Retype each record below word for word. Leave the pictures out.

Extracted data entries:

+===+

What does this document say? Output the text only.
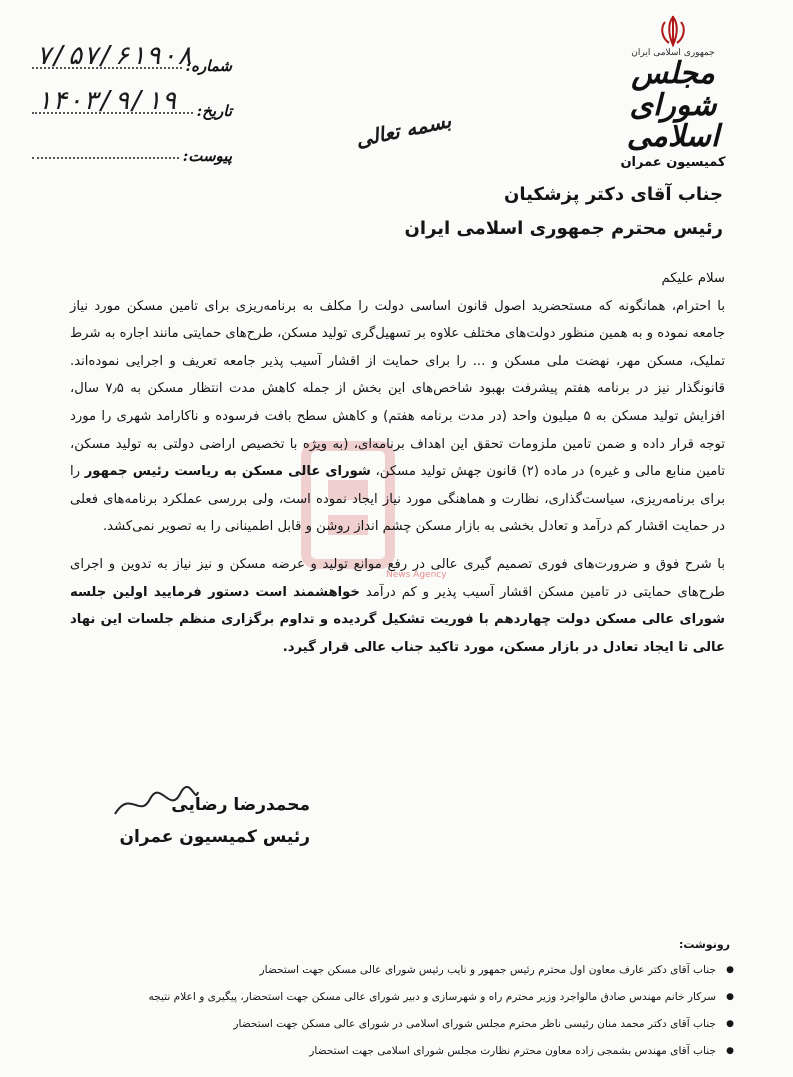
شماره:
۷/۵۷/۶۱۹۰۸
تاریخ:
۱۴۰۳/۹/۱۹
پیوست:
بسمه تعالی
جمهوری اسلامی ایران
مجلس شورای اسلامی
کمیسیون عمران
جناب آقای دکتر پزشکیان
رئیس محترم جمهوری اسلامی ایران
News Agency

سلام علیکم

با احترام، همانگونه که مستحضرید اصول قانون اساسی دولت را مکلف به برنامه‌ریزی برای تامین مسکن مورد نیاز جامعه نموده و به همین منظور دولت‌های مختلف علاوه بر تسهیل‌گری تولید مسکن، طرح‌های حمایتی مانند اجاره به شرط تملیک، مسکن مهر، نهضت ملی مسکن و ... را برای حمایت از اقشار آسیب پذیر جامعه تعریف و اجرایی نموده‌اند. قانونگذار نیز در برنامه هفتم پیشرفت بهبود شاخص‌های این بخش از جمله کاهش مدت انتظار مسکن به ۷٫۵ سال، افزایش تولید مسکن به ۵ میلیون واحد (در مدت برنامه هفتم) و کاهش سطح بافت فرسوده و ناکارامد شهری را مورد توجه قرار داده و ضمن تامین ملزومات تحقق این اهداف برنامه‌ای، (به ویژه با تخصیص اراضی دولتی به تولید مسکن، تامین منابع مالی و غیره) در ماده (۲) قانون جهش تولید مسکن، شورای عالی مسکن به ریاست رئیس جمهور را برای برنامه‌ریزی، سیاست‌گذاری، نظارت و هماهنگی مورد نیاز ایجاد نموده است، ولی بررسی عملکرد برنامه‌های فعلی در حمایت اقشار کم درآمد و تعادل بخشی به بازار مسکن چشم انداز روشن و قابل اطمینانی را به تصویر نمی‌کشد.

با شرح فوق و ضرورت‌های فوری تصمیم گیری عالی در رفع موانع تولید و عرضه مسکن و نیز نیاز به تدوین و اجرای طرح‌های حمایتی در تامین مسکن اقشار آسیب پذیر و کم درآمد خواهشمند است دستور فرمایید اولین جلسه شورای عالی مسکن دولت چهاردهم با فوریت تشکیل گردیده و تداوم برگزاری منظم جلسات این نهاد عالی تا ایجاد تعادل در بازار مسکن، مورد تاکید جناب عالی قرار گیرد.

محمدرضا رضایی
رئیس کمیسیون عمران
رونوشت:
● جناب آقای دکتر عارف معاون اول محترم رئیس جمهور و نایب رئیس شورای عالی مسکن جهت استحضار
● سرکار خانم مهندس صادق مالواجرد وزیر محترم راه و شهرسازی و دبیر شورای عالی مسکن جهت استحضار، پیگیری و اعلام نتیجه
● جناب آقای دکتر محمد منان رئیسی ناظر محترم مجلس شورای اسلامی در شورای عالی مسکن جهت استحضار
● جناب آقای مهندس بشمجی زاده معاون محترم نظارت مجلس شورای اسلامی جهت استحضار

+===+

EXERCISE RESULT -
What does this document say? Output the text only.
شماره:
۷/۵۷/۶۱۹۰۸
تاریخ:
۱۴۰۳/۹/۱۹
پیوست:
بسمه تعالی
جمهوری اسلامی ایران
مجلس شورای اسلامی
کمیسیون عمران
جناب آقای دکتر پزشکیان
رئیس محترم جمهوری اسلامی ایران
News Agency

سلام علیکم

با احترام، همانگونه که مستحضرید اصول قانون اساسی دولت را مکلف به برنامه‌ریزی برای تامین مسکن مورد نیاز جامعه نموده و به همین منظور دولت‌های مختلف علاوه بر تسهیل‌گری تولید مسکن، طرح‌های حمایتی مانند اجاره به شرط تملیک، مسکن مهر، نهضت ملی مسکن و ... را برای حمایت از اقشار آسیب پذیر جامعه تعریف و اجرایی نموده‌اند. قانونگذار نیز در برنامه هفتم پیشرفت بهبود شاخص‌های این بخش از جمله کاهش مدت انتظار مسکن به ۷٫۵ سال، افزایش تولید مسکن به ۵ میلیون واحد (در مدت برنامه هفتم) و کاهش سطح بافت فرسوده و ناکارامد شهری را مورد توجه قرار داده و ضمن تامین ملزومات تحقق این اهداف برنامه‌ای، (به ویژه با تخصیص اراضی دولتی به تولید مسکن، تامین منابع مالی و غیره) در ماده (۲) قانون جهش تولید مسکن، شورای عالی مسکن به ریاست رئیس جمهور را برای برنامه‌ریزی، سیاست‌گذاری، نظارت و هماهنگی مورد نیاز ایجاد نموده است، ولی بررسی عملکرد برنامه‌های فعلی در حمایت اقشار کم درآمد و تعادل بخشی به بازار مسکن چشم انداز روشن و قابل اطمینانی را به تصویر نمی‌کشد.

با شرح فوق و ضرورت‌های فوری تصمیم گیری عالی در رفع موانع تولید و عرضه مسکن و نیز نیاز به تدوین و اجرای طرح‌های حمایتی در تامین مسکن اقشار آسیب پذیر و کم درآمد خواهشمند است دستور فرمایید اولین جلسه شورای عالی مسکن دولت چهاردهم با فوریت تشکیل گردیده و تداوم برگزاری منظم جلسات این نهاد عالی تا ایجاد تعادل در بازار مسکن، مورد تاکید جناب عالی قرار گیرد.

محمدرضا رضایی
رئیس کمیسیون عمران
رونوشت:
● جناب آقای دکتر عارف معاون اول محترم رئیس جمهور و نایب رئیس شورای عالی مسکن جهت استحضار
● سرکار خانم مهندس صادق مالواجرد وزیر محترم راه و شهرسازی و دبیر شورای عالی مسکن جهت استحضار، پیگیری و اعلام نتیجه
● جناب آقای دکتر محمد منان رئیسی ناظر محترم مجلس شورای اسلامی در شورای عالی مسکن جهت استحضار
● جناب آقای مهندس بشمجی زاده معاون محترم نظارت مجلس شورای اسلامی جهت استحضار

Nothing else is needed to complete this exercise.